Detecting path traversal:

The web server's document root is /var/www/html
Requests that escape this directory are path traversal attacks
Think about: How do you check if a path like /../../etc/passwd escapes /var/www/html?
You can use simple pattern matching OR figure out how to resolve and validate paths
Optional (Week 13+): Python has built-in modules that can help with path operations and URL decoding

Counting and aggregating:

You'll need to count requests per IP, count status codes, and group failed attempts
Dictionaries are perfect for counting: use IP or status code as the key, count as the value
The .get(key, default) method is useful: counts.get(ip, 0) + 1
Think about: How do you iterate through all log entries and update your count dictionaries?

Detecting brute force:

For this simplified version, just count how many failed attempts (401/403 status) each IP has
Group failed attempts by IP address using a dictionary
If an IP has 3 or more failed attempts total, it's a potential brute force
Think about: How do you filter entries by status code and count them per IP?

General strategy:

Read the log file line by line
Parse each line to extract: IP, timestamp, method, path, status, user_agent
Store parsed data in a list of dictionaries
Analyze the list to generate summary statistics
Check each entry for attack patterns (SQLi, path traversal, suspicious user agents)

Spatial annotation records
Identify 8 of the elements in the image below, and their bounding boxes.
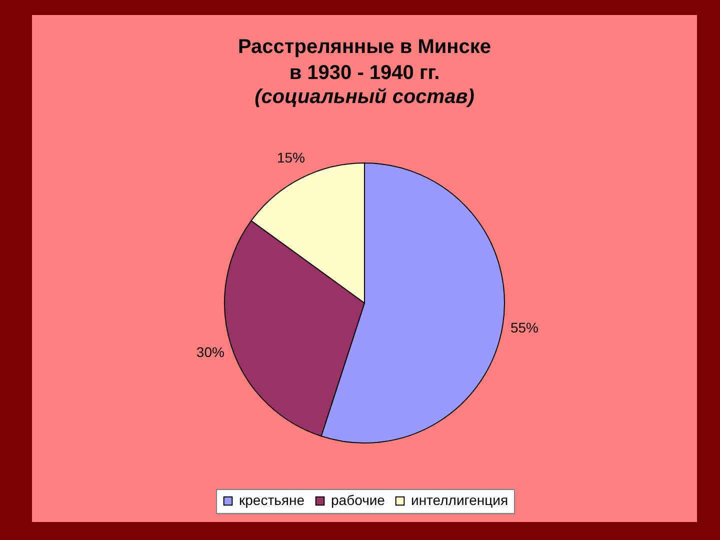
data-label: 55%: [510, 319, 539, 336]
legend-label: рабочие: [331, 492, 386, 508]
legend-label: крестьяне: [239, 492, 305, 508]
chart-subtitle: (социальный состав): [254, 86, 475, 108]
data-label: 15%: [276, 150, 305, 166]
data-label: 30%: [196, 344, 224, 360]
chart-title: Расстрелянные в Минске в 1930 - 1940 гг.: [238, 36, 492, 84]
legend-label: интеллигенция: [411, 492, 508, 508]
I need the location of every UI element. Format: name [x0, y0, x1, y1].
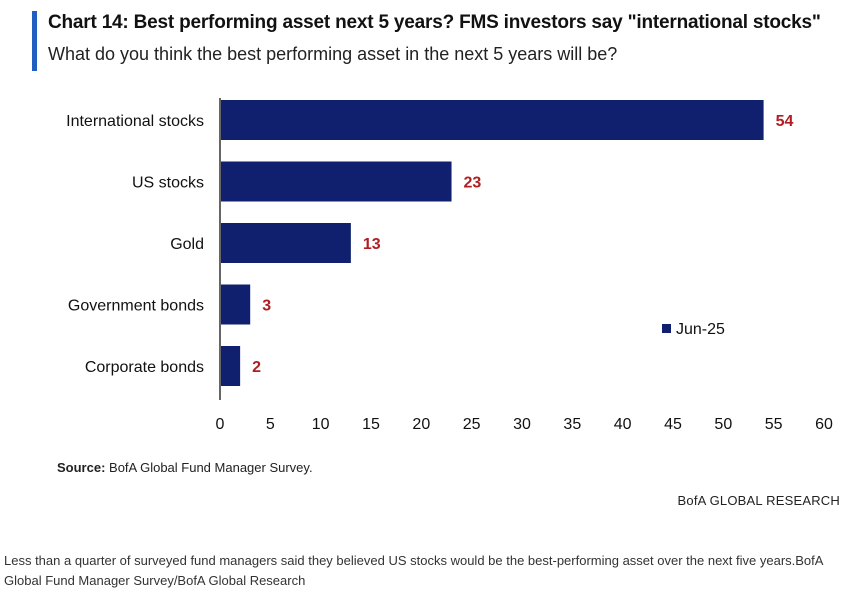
legend-swatch	[662, 324, 671, 333]
bar	[221, 223, 351, 263]
value-label: 13	[363, 236, 381, 253]
x-tick-label: 5	[266, 416, 275, 433]
x-tick-label: 25	[463, 416, 481, 433]
category-label: Government bonds	[68, 298, 204, 315]
x-tick-label: 10	[312, 416, 330, 433]
x-tick-label: 35	[563, 416, 581, 433]
source-note: Source: BofA Global Fund Manager Survey.	[57, 460, 313, 475]
bar	[221, 161, 452, 202]
chart-subtitle: What do you think the best performing as…	[48, 44, 618, 64]
x-tick-label: 30	[513, 416, 531, 433]
value-label: 23	[464, 175, 482, 192]
value-label: 3	[262, 298, 271, 315]
chart-title: Chart 14: Best performing asset next 5 y…	[48, 12, 821, 33]
category-label: International stocks	[66, 113, 204, 130]
x-tick-label: 20	[412, 416, 430, 433]
category-label: Corporate bonds	[85, 359, 204, 376]
x-tick-label: 45	[664, 416, 682, 433]
title-accent-bar	[32, 11, 37, 71]
bar	[221, 346, 241, 386]
x-tick-label: 40	[614, 416, 632, 433]
brand-label: BofA GLOBAL RESEARCH	[677, 493, 840, 508]
x-tick-label: 60	[815, 416, 833, 433]
value-label: 54	[776, 113, 794, 130]
x-tick-label: 0	[216, 416, 225, 433]
bar	[221, 284, 251, 325]
image-caption: Less than a quarter of surveyed fund man…	[4, 553, 823, 588]
legend-label: Jun-25	[676, 321, 725, 338]
x-tick-label: 55	[765, 416, 783, 433]
bar	[221, 100, 764, 140]
x-tick-label: 50	[714, 416, 732, 433]
category-label: US stocks	[132, 175, 204, 192]
x-tick-label: 15	[362, 416, 380, 433]
source-text: BofA Global Fund Manager Survey.	[105, 460, 313, 475]
category-label: Gold	[170, 236, 204, 253]
source-label: Source:	[57, 460, 106, 475]
value-label: 2	[252, 359, 261, 376]
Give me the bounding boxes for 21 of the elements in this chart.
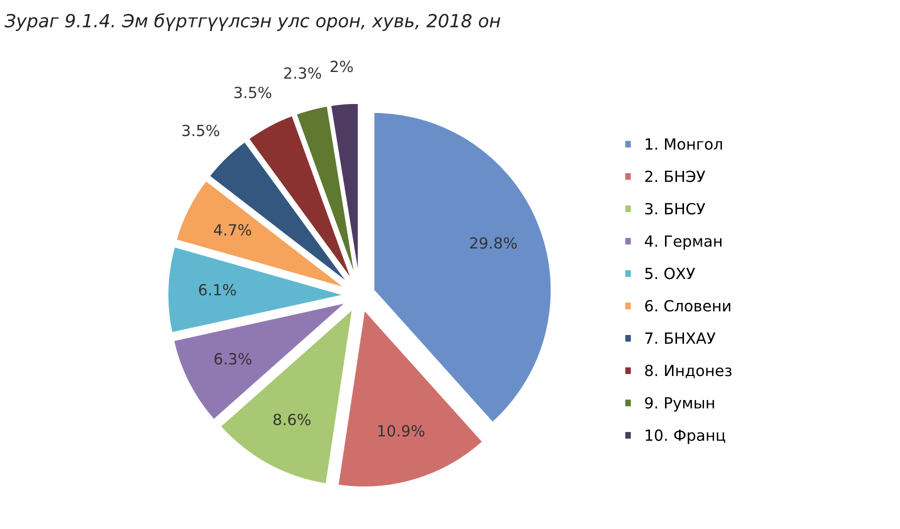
data-label: 3.5% bbox=[182, 124, 220, 136]
data-label: 10.9% bbox=[378, 425, 424, 437]
legend-label: 3. БНСУ bbox=[645, 202, 706, 214]
data-label: 6.1% bbox=[199, 284, 236, 296]
chart-title: Зураг 9.1.4. Эм бүртгүүлсэн улс орон, хувь, 2018 он bbox=[4, 13, 500, 32]
legend-label: 6. Словени bbox=[645, 300, 730, 312]
legend-label: 7. БНХАУ bbox=[645, 332, 716, 344]
data-label: 2% bbox=[330, 60, 353, 72]
data-label: 8.6% bbox=[274, 414, 310, 426]
data-label: 29.8% bbox=[470, 237, 517, 249]
legend-label: 4. Герман bbox=[644, 235, 722, 250]
data-label: 4.7% bbox=[214, 224, 252, 236]
legend-label: 1. Монгол bbox=[646, 138, 722, 150]
legend-label: 2. БНЭУ bbox=[645, 170, 706, 182]
data-label: 6.3% bbox=[214, 353, 252, 365]
legend-label: 9. Румын bbox=[645, 397, 714, 412]
legend-label: 10. Франц bbox=[646, 429, 726, 444]
data-label: 2.3% bbox=[284, 67, 322, 79]
data-label: 3.5% bbox=[234, 86, 272, 98]
legend-label: 5. ОХУ bbox=[645, 268, 696, 280]
legend-label: 8. Индонез bbox=[645, 364, 732, 378]
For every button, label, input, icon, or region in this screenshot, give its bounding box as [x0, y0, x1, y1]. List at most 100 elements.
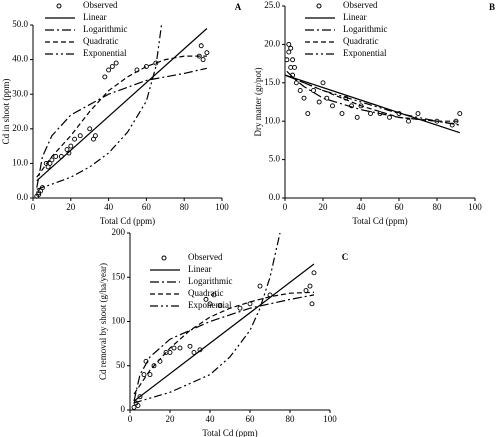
x-tick-label: 20 — [319, 202, 329, 212]
legend-label: Logarithmic — [83, 24, 128, 34]
observed-point — [187, 343, 193, 349]
observed-point — [316, 99, 322, 105]
y-tick-label: 0.0 — [17, 192, 29, 202]
legend-marker — [161, 255, 167, 261]
observed-point — [309, 301, 315, 307]
x-tick-label: 40 — [104, 202, 114, 212]
observed-point — [177, 345, 183, 351]
y-tick-label: 15.0 — [264, 77, 280, 87]
observed-point — [284, 57, 290, 63]
y-axis-label: Cd in shoot (ppm) — [1, 79, 11, 145]
observed-point — [151, 363, 157, 369]
x-tick-label: 100 — [215, 202, 229, 212]
observed-point — [320, 80, 326, 86]
observed-point — [191, 350, 197, 355]
observed-point — [305, 111, 311, 116]
x-tick-label: 40 — [206, 414, 216, 424]
observed-point — [68, 143, 74, 149]
y-tick-label: 50.0 — [12, 19, 28, 29]
y-tick-label: 10.0 — [264, 115, 280, 125]
observed-point — [135, 403, 141, 409]
observed-point — [141, 372, 147, 378]
x-tick-label: 0 — [31, 202, 36, 212]
observed-point — [293, 80, 299, 86]
observed-point — [171, 345, 177, 351]
observed-point — [286, 41, 292, 47]
chart-panel: 0.0 10.0 20.0 30.0 40.0 50.0 0 20 40 60 80 100 Total… — [1, 0, 242, 226]
x-tick-label: 80 — [180, 202, 190, 212]
observed-point — [307, 283, 313, 289]
observed-point — [87, 126, 93, 132]
observed-point — [339, 111, 345, 116]
x-tick-label: 60 — [142, 202, 152, 212]
legend-marker — [316, 3, 322, 9]
legend-label: Exponential — [343, 48, 387, 58]
x-tick-label: 80 — [286, 414, 296, 424]
y-axis-label: Dry matter (gr/pot) — [253, 68, 263, 137]
observed-point — [131, 404, 137, 410]
fit-line — [284, 74, 460, 134]
fit-line — [284, 74, 460, 122]
fit-line — [133, 232, 281, 404]
y-tick-label: 200 — [112, 227, 126, 237]
observed-point — [406, 118, 411, 124]
observed-point — [303, 288, 309, 293]
x-tick-label: 100 — [323, 414, 337, 424]
fit-line — [133, 294, 315, 402]
y-tick-label: 150 — [112, 271, 126, 281]
observed-point — [449, 122, 455, 128]
y-tick-label: 100 — [112, 316, 126, 326]
x-tick-label: 0 — [128, 414, 133, 424]
observed-point — [72, 136, 78, 142]
fit-line — [36, 55, 207, 178]
fit-line — [284, 74, 460, 126]
observed-point — [167, 350, 173, 355]
observed-point — [457, 111, 463, 116]
y-tick-label: 0.0 — [269, 192, 281, 202]
observed-point — [301, 95, 307, 101]
y-tick-label: 50 — [116, 360, 126, 370]
observed-point — [153, 60, 159, 66]
legend-label: Linear — [343, 12, 366, 22]
x-tick-label: 60 — [246, 414, 256, 424]
x-axis-label: Total Cd (ppm) — [100, 216, 155, 226]
observed-point — [137, 394, 143, 400]
y-tick-label: 30.0 — [12, 88, 28, 98]
x-tick-label: 40 — [357, 202, 367, 212]
panel-label: C — [342, 252, 349, 262]
y-tick-label: 20.0 — [264, 38, 280, 48]
observed-point — [330, 103, 335, 109]
observed-point — [92, 133, 98, 139]
observed-point — [354, 114, 360, 120]
observed-point — [368, 111, 373, 116]
y-axis-label: Cd removal by shoot (g/ha/year) — [98, 263, 108, 380]
observed-point — [311, 270, 317, 276]
observed-point — [217, 303, 223, 309]
observed-point — [286, 49, 292, 55]
x-tick-label: 20 — [166, 414, 176, 424]
observed-point — [109, 64, 115, 69]
y-tick-label: 10.0 — [12, 157, 28, 167]
legend-label: Exponential — [83, 48, 127, 58]
legend-label: Quadratic — [343, 36, 378, 46]
panel-label: A — [235, 2, 242, 12]
y-tick-label: 5.0 — [269, 154, 281, 164]
observed-point — [237, 305, 243, 311]
legend-label: Quadratic — [83, 36, 118, 46]
observed-point — [198, 43, 204, 49]
legend-label: Logarithmic — [343, 24, 388, 34]
legend-label: Exponential — [188, 300, 232, 310]
x-tick-label: 20 — [66, 202, 76, 212]
observed-point — [257, 283, 263, 289]
y-tick-label: 0 — [121, 404, 126, 414]
chart-panel: 0.0 5.0 10.0 15.0 20.0 25.0 0 20 40 60 80 100 Total … — [253, 0, 495, 226]
observed-point — [53, 154, 59, 159]
fit-line — [133, 263, 315, 402]
legend-label: Quadratic — [188, 288, 223, 298]
legend-label: Linear — [188, 264, 211, 274]
observed-point — [106, 67, 112, 73]
observed-point — [147, 372, 153, 378]
x-axis-label: Total Cd (ppm) — [352, 216, 407, 226]
observed-point — [113, 60, 119, 66]
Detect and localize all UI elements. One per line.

OBJECTIVE
Copy the log analysis notes above word for word, from start to finish.

WRITTEN RESPONSE
Detecting path traversal:

The web server's document root is /var/www/html
Requests that escape this directory are path traversal attacks
Think about: How do you check if a path like /../../etc/passwd escapes /var/www/html?
You can use simple pattern matching OR figure out how to resolve and validate paths
Optional (Week 13+): Python has built-in modules that can help with path operations and URL decoding

Counting and aggregating:

You'll need to count requests per IP, count status codes, and group failed attempts
Dictionaries are perfect for counting: use IP or status code as the key, count as the value
The .get(key, default) method is useful: counts.get(ip, 0) + 1
Think about: How do you iterate through all log entries and update your count dictionaries?

Detecting brute force:

For this simplified version, just count how many failed attempts (401/403 status) each IP has
Group failed attempts by IP address using a dictionary
If an IP has 3 or more failed attempts total, it's a potential brute force
Think about: How do you filter entries by status code and count them per IP?

General strategy:

Read the log file line by line
Parse each line to extract: IP, timestamp, method, path, status, user_agent
Store parsed data in a list of dictionaries
Analyze the list to generate summary statistics
Check each entry for attack patterns (SQLi, path traversal, suspicious user agents)